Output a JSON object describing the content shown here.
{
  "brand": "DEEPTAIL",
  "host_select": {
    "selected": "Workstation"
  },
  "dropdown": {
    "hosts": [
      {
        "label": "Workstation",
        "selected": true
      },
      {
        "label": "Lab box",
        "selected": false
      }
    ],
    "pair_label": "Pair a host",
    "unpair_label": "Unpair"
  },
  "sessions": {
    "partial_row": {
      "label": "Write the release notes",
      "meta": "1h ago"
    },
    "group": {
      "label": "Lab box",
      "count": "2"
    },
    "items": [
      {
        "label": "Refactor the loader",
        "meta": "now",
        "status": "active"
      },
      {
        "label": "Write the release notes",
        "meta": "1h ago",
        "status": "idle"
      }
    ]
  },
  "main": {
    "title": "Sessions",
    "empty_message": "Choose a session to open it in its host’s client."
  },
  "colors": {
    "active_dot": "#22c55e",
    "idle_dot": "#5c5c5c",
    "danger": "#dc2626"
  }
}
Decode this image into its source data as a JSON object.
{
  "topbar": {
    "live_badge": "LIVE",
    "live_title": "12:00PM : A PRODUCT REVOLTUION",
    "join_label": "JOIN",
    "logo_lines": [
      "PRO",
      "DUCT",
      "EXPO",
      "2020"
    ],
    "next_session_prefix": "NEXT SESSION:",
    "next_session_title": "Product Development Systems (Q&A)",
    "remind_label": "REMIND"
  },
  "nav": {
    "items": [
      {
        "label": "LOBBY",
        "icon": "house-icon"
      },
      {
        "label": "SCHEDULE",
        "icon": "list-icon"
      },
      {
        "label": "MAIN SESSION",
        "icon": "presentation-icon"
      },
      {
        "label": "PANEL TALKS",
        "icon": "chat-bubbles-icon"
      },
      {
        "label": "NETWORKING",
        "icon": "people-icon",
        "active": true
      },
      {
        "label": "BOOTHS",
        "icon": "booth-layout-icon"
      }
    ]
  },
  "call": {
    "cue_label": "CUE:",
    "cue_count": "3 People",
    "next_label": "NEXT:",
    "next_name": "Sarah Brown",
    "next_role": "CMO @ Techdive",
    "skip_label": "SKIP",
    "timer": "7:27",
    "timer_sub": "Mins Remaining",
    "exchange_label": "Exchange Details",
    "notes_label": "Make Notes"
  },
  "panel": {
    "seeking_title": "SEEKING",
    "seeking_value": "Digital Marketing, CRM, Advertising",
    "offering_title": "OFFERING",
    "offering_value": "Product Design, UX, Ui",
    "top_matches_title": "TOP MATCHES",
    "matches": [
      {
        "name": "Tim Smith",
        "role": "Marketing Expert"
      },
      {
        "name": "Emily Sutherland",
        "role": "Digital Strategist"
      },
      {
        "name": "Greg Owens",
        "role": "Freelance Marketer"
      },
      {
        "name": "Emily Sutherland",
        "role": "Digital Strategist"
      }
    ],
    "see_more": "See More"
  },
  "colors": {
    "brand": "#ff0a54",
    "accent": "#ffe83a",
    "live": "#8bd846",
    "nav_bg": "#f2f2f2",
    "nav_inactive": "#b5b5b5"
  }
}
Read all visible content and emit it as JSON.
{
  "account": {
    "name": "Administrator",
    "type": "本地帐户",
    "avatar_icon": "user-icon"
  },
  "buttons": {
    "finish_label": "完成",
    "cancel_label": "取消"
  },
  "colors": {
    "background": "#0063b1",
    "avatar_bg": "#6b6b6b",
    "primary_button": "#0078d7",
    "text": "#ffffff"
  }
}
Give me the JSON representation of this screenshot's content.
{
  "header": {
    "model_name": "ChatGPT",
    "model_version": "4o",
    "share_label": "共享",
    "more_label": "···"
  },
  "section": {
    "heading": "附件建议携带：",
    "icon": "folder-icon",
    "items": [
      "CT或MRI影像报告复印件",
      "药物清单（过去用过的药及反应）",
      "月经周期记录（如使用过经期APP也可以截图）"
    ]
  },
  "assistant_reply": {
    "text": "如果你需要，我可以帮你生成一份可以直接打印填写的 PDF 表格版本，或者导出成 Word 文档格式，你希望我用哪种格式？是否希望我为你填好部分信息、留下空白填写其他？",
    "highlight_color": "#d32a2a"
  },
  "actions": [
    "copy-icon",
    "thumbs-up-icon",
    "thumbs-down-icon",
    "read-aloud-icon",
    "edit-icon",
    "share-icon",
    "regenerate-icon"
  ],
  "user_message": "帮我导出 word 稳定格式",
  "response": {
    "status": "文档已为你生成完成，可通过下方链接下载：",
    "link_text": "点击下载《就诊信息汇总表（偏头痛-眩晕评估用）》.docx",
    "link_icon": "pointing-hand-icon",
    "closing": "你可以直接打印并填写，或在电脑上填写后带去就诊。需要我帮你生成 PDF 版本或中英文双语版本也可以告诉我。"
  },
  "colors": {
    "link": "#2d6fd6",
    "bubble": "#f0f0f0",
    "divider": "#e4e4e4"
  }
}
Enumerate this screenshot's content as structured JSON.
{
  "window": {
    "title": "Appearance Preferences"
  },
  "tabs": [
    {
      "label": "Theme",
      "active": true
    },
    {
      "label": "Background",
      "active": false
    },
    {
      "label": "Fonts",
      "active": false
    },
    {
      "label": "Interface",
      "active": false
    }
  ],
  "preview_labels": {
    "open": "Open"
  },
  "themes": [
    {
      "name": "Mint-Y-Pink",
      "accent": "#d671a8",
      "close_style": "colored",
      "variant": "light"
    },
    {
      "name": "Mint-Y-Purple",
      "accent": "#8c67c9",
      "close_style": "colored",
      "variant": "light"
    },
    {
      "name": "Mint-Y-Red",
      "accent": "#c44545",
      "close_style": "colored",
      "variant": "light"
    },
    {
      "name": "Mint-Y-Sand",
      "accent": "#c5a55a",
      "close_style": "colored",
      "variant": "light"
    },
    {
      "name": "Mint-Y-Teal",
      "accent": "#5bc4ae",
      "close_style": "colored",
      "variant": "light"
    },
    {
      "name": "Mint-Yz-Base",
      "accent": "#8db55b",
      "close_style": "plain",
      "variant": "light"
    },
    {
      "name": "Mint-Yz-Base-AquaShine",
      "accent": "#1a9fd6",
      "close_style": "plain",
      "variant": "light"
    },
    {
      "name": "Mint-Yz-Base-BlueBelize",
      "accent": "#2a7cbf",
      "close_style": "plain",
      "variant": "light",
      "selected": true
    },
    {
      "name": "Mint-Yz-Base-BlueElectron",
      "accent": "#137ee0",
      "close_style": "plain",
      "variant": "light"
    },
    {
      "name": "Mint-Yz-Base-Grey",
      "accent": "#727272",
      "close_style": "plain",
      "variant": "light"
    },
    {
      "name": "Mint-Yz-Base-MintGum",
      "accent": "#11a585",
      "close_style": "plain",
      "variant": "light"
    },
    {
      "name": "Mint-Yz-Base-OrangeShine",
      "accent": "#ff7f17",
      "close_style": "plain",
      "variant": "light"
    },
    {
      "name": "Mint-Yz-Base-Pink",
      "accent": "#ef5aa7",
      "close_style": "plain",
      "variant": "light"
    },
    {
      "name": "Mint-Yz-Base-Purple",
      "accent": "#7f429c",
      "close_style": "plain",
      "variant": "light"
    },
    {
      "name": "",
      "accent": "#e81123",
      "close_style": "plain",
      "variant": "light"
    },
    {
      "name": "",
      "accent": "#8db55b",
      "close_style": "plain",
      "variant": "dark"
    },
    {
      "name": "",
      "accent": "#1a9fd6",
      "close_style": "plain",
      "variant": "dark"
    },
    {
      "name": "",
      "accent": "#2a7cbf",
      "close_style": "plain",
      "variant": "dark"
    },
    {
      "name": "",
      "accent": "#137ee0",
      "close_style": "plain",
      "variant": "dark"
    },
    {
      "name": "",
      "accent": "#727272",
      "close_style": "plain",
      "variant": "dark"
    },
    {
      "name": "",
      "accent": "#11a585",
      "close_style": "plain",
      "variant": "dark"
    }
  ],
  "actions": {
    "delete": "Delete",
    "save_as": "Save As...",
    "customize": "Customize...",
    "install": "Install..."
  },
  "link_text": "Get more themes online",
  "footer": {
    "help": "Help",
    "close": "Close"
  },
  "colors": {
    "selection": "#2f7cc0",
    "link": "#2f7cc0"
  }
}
__________
On how many lines does the word "this" appear? Answer with only the number.

3